» Source data:

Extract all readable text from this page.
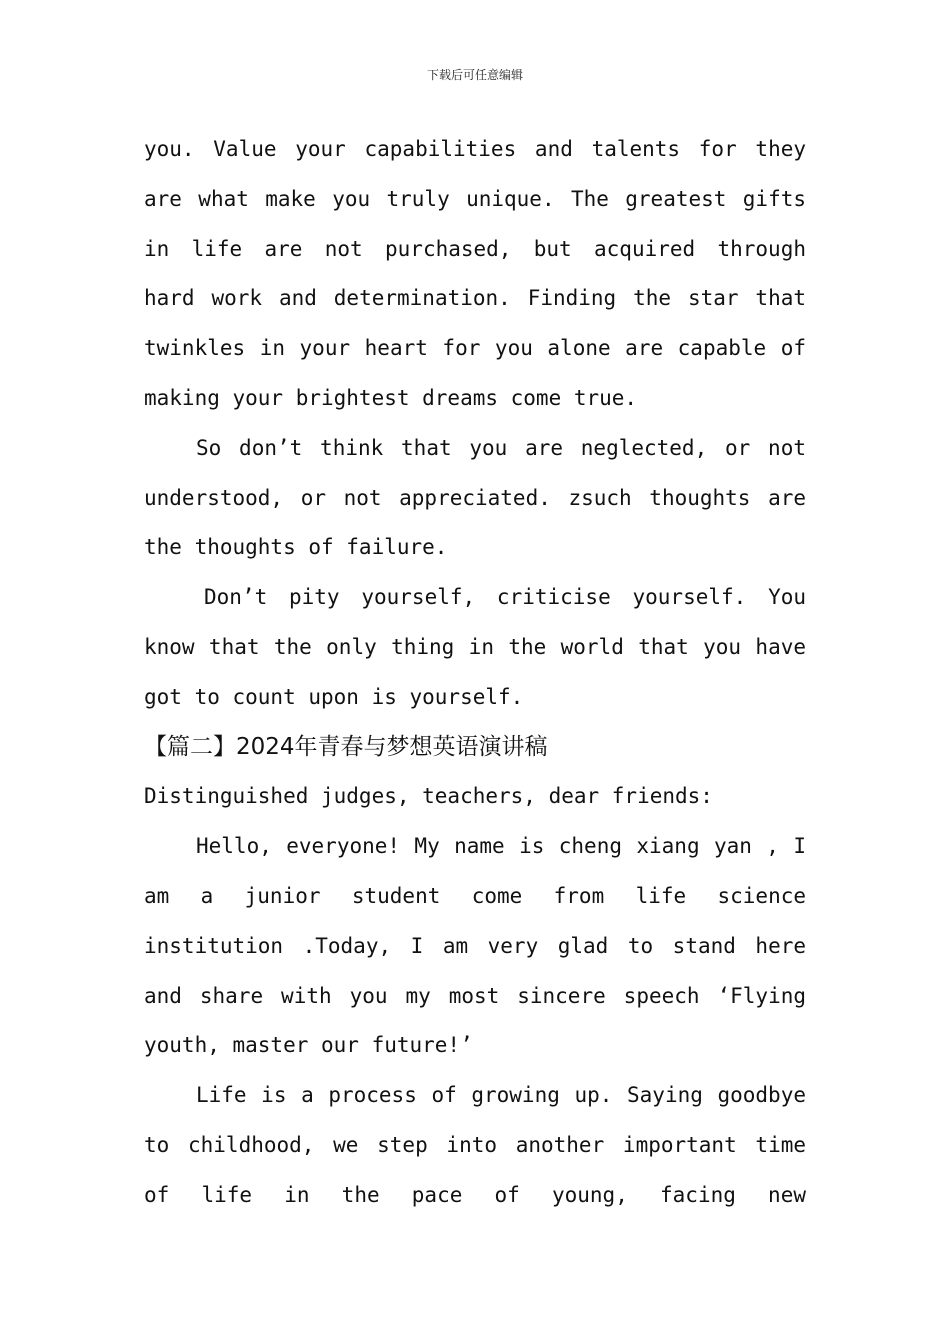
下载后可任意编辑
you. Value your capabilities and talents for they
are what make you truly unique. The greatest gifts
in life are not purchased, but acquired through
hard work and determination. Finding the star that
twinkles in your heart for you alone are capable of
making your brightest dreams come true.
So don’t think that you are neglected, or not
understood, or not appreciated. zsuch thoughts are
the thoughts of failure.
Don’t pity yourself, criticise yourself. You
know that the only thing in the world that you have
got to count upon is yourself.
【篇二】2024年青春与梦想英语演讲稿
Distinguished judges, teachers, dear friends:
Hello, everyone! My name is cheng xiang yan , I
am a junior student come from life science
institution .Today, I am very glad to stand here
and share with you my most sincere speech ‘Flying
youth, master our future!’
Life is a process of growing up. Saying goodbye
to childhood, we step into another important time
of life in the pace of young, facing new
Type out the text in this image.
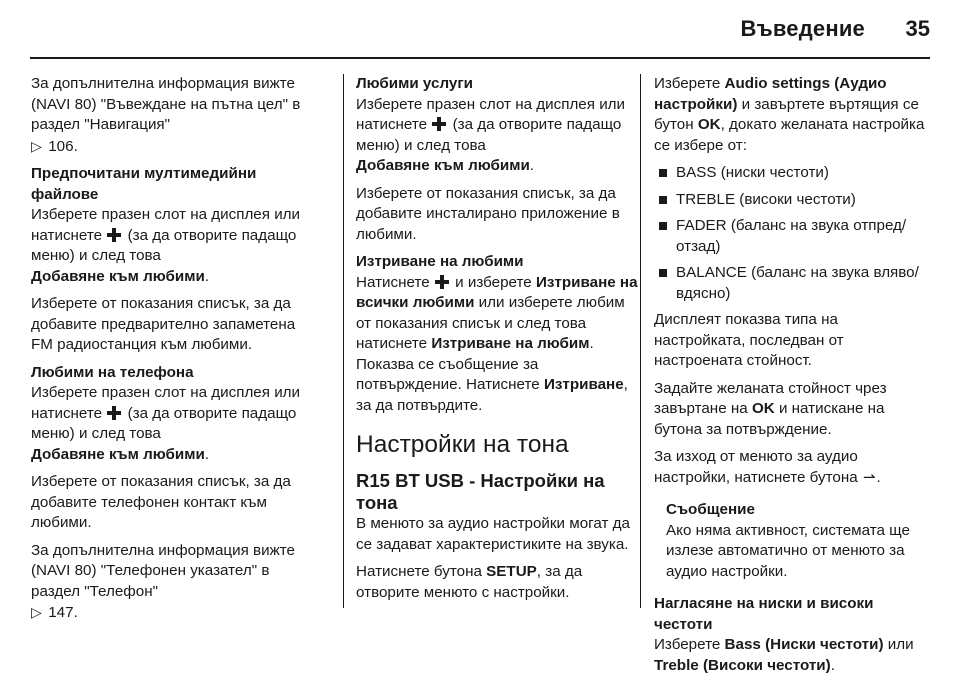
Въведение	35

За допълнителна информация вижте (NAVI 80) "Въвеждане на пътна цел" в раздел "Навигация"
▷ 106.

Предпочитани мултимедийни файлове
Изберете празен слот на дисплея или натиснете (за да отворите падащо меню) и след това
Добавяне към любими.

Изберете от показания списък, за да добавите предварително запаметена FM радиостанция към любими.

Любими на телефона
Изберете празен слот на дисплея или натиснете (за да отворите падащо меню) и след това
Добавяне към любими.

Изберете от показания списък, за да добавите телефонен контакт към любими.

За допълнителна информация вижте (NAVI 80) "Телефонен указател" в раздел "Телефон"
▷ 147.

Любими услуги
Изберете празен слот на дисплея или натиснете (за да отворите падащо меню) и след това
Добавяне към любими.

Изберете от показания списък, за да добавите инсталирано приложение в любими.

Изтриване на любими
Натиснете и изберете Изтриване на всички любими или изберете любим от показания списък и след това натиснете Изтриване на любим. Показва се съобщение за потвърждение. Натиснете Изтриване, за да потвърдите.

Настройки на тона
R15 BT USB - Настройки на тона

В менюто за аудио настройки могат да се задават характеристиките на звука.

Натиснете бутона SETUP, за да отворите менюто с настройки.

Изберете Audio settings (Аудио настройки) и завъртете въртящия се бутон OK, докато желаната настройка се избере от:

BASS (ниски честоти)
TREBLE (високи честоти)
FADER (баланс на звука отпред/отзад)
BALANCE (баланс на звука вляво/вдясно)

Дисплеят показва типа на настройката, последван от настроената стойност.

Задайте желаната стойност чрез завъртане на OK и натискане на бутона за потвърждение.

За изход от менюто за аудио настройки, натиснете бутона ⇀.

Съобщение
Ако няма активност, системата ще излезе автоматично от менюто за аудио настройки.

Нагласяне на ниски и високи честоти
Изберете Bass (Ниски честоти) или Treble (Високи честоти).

» Set task: Reproduce all entries exactly. Pictures do not belong in the copy.

» Response to the exercise:
Extract all readable text from this page.
下载后可任意编辑
you. Value your capabilities and talents for they
are what make you truly unique. The greatest gifts
in life are not purchased, but acquired through
hard work and determination. Finding the star that
twinkles in your heart for you alone are capable of
making your brightest dreams come true.
So don’t think that you are neglected, or not
understood, or not appreciated. zsuch thoughts are
the thoughts of failure.
Don’t pity yourself, criticise yourself. You
know that the only thing in the world that you have
got to count upon is yourself.
【篇二】2024年青春与梦想英语演讲稿
Distinguished judges, teachers, dear friends:
Hello, everyone! My name is cheng xiang yan , I
am a junior student come from life science
institution .Today, I am very glad to stand here
and share with you my most sincere speech ‘Flying
youth, master our future!’
Life is a process of growing up. Saying goodbye
to childhood, we step into another important time
of life in the pace of young, facing new
Type out the text in this image.
Въведение	35

За допълнителна информация вижте (NAVI 80) "Въвеждане на пътна цел" в раздел "Навигация"
▷ 106.

Предпочитани мултимедийни файлове
Изберете празен слот на дисплея или натиснете (за да отворите падащо меню) и след това
Добавяне към любими.

Изберете от показания списък, за да добавите предварително запаметена FM радиостанция към любими.

Любими на телефона
Изберете празен слот на дисплея или натиснете (за да отворите падащо меню) и след това
Добавяне към любими.

Изберете от показания списък, за да добавите телефонен контакт към любими.

За допълнителна информация вижте (NAVI 80) "Телефонен указател" в раздел "Телефон"
▷ 147.

Любими услуги
Изберете празен слот на дисплея или натиснете (за да отворите падащо меню) и след това
Добавяне към любими.

Изберете от показания списък, за да добавите инсталирано приложение в любими.

Изтриване на любими
Натиснете и изберете Изтриване на всички любими или изберете любим от показания списък и след това натиснете Изтриване на любим. Показва се съобщение за потвърждение. Натиснете Изтриване, за да потвърдите.

Настройки на тона
R15 BT USB - Настройки на тона

В менюто за аудио настройки могат да се задават характеристиките на звука.

Натиснете бутона SETUP, за да отворите менюто с настройки.

Изберете Audio settings (Аудио настройки) и завъртете въртящия се бутон OK, докато желаната настройка се избере от:

BASS (ниски честоти)
TREBLE (високи честоти)
FADER (баланс на звука отпред/отзад)
BALANCE (баланс на звука вляво/вдясно)

Дисплеят показва типа на настройката, последван от настроената стойност.

Задайте желаната стойност чрез завъртане на OK и натискане на бутона за потвърждение.

За изход от менюто за аудио настройки, натиснете бутона ⇀.

Съобщение
Ако няма активност, системата ще излезе автоматично от менюто за аудио настройки.

Нагласяне на ниски и високи честоти
Изберете Bass (Ниски честоти) или Treble (Високи честоти).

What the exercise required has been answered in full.